Saved entries:
>> BEGIN
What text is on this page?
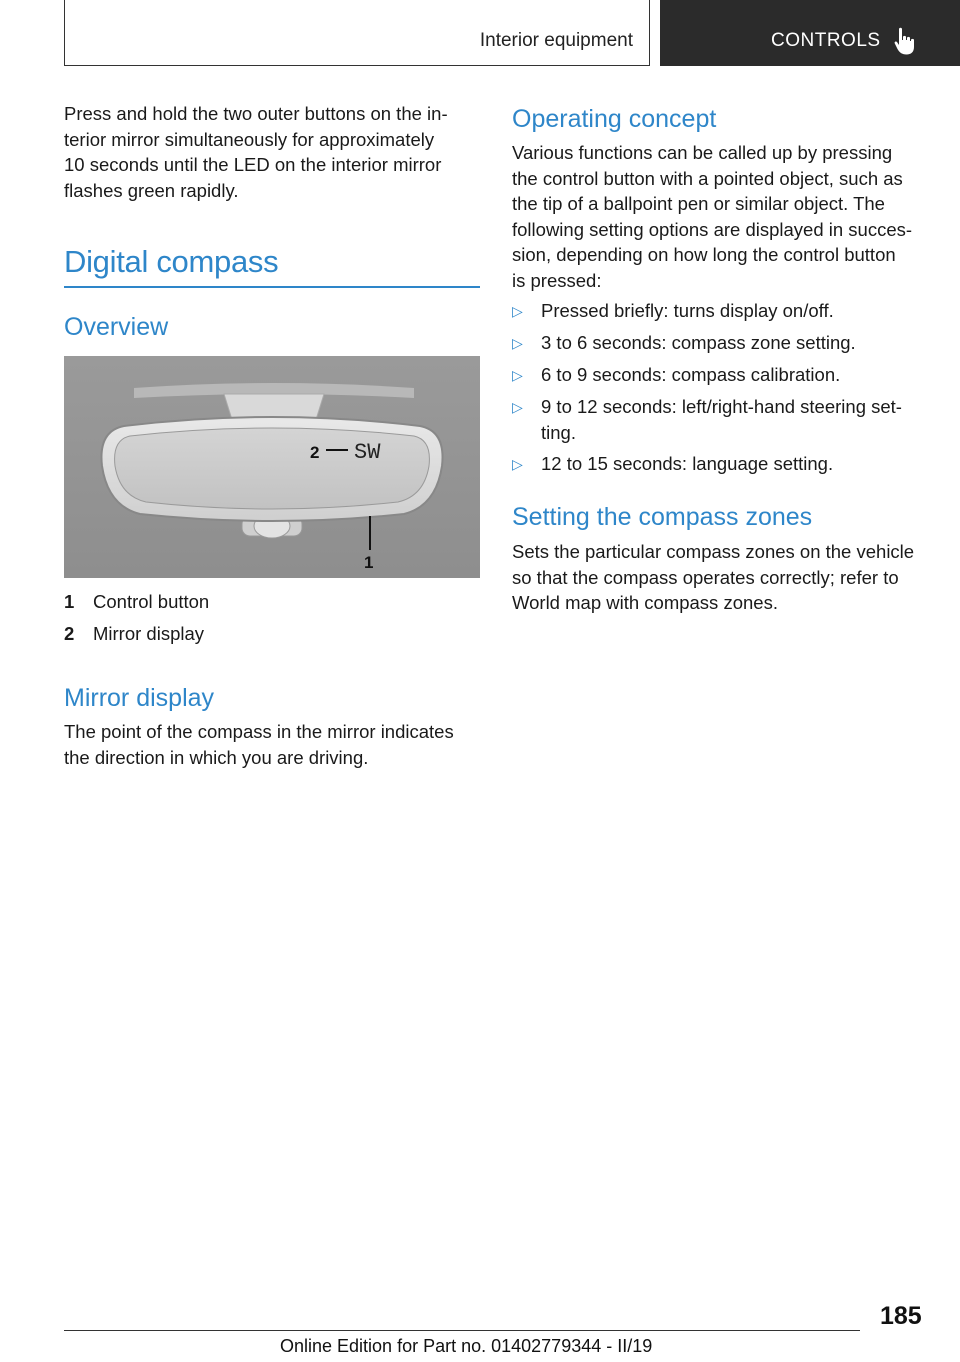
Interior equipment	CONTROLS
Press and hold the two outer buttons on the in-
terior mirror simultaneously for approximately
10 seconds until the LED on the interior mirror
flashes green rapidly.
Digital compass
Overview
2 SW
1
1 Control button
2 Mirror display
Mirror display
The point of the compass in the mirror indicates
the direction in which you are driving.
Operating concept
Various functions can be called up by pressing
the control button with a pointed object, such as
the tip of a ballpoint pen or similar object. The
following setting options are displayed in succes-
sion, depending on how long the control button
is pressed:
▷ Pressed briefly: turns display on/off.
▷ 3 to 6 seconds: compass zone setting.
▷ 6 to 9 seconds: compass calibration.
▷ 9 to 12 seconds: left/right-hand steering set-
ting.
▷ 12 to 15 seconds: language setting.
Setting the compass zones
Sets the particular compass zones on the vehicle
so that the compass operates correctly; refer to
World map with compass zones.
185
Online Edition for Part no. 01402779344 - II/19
>> END
>> BEGIN
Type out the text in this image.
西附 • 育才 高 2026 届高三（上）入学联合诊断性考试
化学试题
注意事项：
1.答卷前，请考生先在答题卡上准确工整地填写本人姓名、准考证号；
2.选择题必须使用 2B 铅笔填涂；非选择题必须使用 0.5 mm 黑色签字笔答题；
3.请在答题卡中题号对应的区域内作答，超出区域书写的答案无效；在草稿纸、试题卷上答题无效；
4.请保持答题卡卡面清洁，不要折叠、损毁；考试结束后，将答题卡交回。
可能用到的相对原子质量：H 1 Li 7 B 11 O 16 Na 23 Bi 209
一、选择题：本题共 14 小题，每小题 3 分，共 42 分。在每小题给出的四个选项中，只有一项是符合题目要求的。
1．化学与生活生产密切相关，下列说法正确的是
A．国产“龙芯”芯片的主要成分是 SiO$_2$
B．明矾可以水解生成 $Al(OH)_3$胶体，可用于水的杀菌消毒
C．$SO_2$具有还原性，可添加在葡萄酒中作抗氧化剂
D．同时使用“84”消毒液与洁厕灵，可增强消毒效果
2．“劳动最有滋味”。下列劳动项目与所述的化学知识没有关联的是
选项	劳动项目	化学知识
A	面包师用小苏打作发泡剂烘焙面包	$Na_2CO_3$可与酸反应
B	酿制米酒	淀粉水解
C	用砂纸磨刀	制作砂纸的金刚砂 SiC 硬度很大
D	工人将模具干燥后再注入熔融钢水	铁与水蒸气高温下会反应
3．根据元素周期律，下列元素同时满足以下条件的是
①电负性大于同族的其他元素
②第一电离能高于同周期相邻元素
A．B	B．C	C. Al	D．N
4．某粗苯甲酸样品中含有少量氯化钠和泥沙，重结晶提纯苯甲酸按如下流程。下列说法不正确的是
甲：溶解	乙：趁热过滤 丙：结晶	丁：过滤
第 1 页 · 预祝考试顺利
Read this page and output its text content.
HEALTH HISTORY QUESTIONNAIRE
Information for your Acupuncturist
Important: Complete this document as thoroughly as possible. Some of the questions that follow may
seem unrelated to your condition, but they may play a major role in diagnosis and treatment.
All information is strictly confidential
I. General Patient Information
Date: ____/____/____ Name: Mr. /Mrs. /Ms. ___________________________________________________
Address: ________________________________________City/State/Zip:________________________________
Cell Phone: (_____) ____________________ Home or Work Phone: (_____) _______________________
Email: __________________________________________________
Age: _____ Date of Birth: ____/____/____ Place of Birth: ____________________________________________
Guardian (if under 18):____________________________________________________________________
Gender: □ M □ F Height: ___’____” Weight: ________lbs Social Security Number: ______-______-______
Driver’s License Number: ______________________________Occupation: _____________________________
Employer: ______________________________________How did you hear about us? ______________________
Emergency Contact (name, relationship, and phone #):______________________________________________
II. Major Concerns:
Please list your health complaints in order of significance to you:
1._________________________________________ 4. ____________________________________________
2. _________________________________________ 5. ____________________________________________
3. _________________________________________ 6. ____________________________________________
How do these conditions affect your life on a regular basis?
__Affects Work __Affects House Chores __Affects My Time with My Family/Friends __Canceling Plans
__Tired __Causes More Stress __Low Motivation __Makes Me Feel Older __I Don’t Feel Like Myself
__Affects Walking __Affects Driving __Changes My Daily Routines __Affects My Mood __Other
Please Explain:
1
>> END
▸ **TASK BRIEF**
Copy every line of the listing containing the string "that".

▸ **FINAL RESULT**
so that the compass operates correctly; refer to
Important: Complete this document as thoroughly as possible. Some of the questions that follow may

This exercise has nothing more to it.